• **The problem**
Return the full listing exactly as it is written.

• **Exercise inputs**
--- START ---
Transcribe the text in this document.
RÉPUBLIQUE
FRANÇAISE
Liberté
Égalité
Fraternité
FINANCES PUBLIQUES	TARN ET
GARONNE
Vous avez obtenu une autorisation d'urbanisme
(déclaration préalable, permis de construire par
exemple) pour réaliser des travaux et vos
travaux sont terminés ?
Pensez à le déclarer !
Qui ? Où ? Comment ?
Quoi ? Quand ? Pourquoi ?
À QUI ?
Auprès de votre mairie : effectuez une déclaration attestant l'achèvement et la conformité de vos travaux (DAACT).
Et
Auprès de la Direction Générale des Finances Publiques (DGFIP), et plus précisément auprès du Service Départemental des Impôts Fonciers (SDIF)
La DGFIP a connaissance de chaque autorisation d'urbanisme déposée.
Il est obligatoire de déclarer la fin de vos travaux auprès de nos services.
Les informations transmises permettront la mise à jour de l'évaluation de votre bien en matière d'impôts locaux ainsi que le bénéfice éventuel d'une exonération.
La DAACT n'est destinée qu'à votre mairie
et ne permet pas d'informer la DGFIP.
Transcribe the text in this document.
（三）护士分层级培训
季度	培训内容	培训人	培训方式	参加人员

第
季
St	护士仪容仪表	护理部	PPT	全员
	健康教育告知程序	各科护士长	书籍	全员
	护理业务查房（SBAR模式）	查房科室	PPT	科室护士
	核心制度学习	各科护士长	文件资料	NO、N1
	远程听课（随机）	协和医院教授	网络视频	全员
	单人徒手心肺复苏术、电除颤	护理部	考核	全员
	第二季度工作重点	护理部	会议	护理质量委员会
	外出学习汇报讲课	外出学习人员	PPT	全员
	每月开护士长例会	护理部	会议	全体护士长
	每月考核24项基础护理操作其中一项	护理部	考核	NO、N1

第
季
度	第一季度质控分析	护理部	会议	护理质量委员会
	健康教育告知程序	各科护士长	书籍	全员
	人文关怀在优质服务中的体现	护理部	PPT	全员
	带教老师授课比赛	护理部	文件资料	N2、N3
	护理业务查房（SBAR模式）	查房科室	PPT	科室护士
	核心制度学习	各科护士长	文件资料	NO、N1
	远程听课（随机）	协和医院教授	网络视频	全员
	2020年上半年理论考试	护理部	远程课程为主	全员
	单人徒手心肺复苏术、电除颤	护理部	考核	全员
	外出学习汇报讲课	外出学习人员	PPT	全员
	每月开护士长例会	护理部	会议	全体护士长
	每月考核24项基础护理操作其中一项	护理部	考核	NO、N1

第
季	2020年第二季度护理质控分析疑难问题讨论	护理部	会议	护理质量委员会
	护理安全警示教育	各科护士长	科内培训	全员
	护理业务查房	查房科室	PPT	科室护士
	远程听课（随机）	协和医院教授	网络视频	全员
--- END ---
• **Exercise solution**
Transcribe the text in this document.
RÉPUBLIQUE
FRANÇAISE
Liberté
Égalité
Fraternité
FINANCES PUBLIQUES	TARN ET
GARONNE
Vous avez obtenu une autorisation d'urbanisme
(déclaration préalable, permis de construire par
exemple) pour réaliser des travaux et vos
travaux sont terminés ?
Pensez à le déclarer !
Qui ? Où ? Comment ?
Quoi ? Quand ? Pourquoi ?
À QUI ?
Auprès de votre mairie : effectuez une déclaration attestant l'achèvement et la conformité de vos travaux (DAACT).
Et
Auprès de la Direction Générale des Finances Publiques (DGFIP), et plus précisément auprès du Service Départemental des Impôts Fonciers (SDIF)
La DGFIP a connaissance de chaque autorisation d'urbanisme déposée.
Il est obligatoire de déclarer la fin de vos travaux auprès de nos services.
Les informations transmises permettront la mise à jour de l'évaluation de votre bien en matière d'impôts locaux ainsi que le bénéfice éventuel d'une exonération.
La DAACT n'est destinée qu'à votre mairie
et ne permet pas d'informer la DGFIP.
Transcribe the text in this document.
（三）护士分层级培训
季度	培训内容	培训人	培训方式	参加人员

第
季
St	护士仪容仪表	护理部	PPT	全员
	健康教育告知程序	各科护士长	书籍	全员
	护理业务查房（SBAR模式）	查房科室	PPT	科室护士
	核心制度学习	各科护士长	文件资料	NO、N1
	远程听课（随机）	协和医院教授	网络视频	全员
	单人徒手心肺复苏术、电除颤	护理部	考核	全员
	第二季度工作重点	护理部	会议	护理质量委员会
	外出学习汇报讲课	外出学习人员	PPT	全员
	每月开护士长例会	护理部	会议	全体护士长
	每月考核24项基础护理操作其中一项	护理部	考核	NO、N1

第
季
度	第一季度质控分析	护理部	会议	护理质量委员会
	健康教育告知程序	各科护士长	书籍	全员
	人文关怀在优质服务中的体现	护理部	PPT	全员
	带教老师授课比赛	护理部	文件资料	N2、N3
	护理业务查房（SBAR模式）	查房科室	PPT	科室护士
	核心制度学习	各科护士长	文件资料	NO、N1
	远程听课（随机）	协和医院教授	网络视频	全员
	2020年上半年理论考试	护理部	远程课程为主	全员
	单人徒手心肺复苏术、电除颤	护理部	考核	全员
	外出学习汇报讲课	外出学习人员	PPT	全员
	每月开护士长例会	护理部	会议	全体护士长
	每月考核24项基础护理操作其中一项	护理部	考核	NO、N1

第
季	2020年第二季度护理质控分析疑难问题讨论	护理部	会议	护理质量委员会
	护理安全警示教育	各科护士长	科内培训	全员
	护理业务查房	查房科室	PPT	科室护士
	远程听课（随机）	协和医院教授	网络视频	全员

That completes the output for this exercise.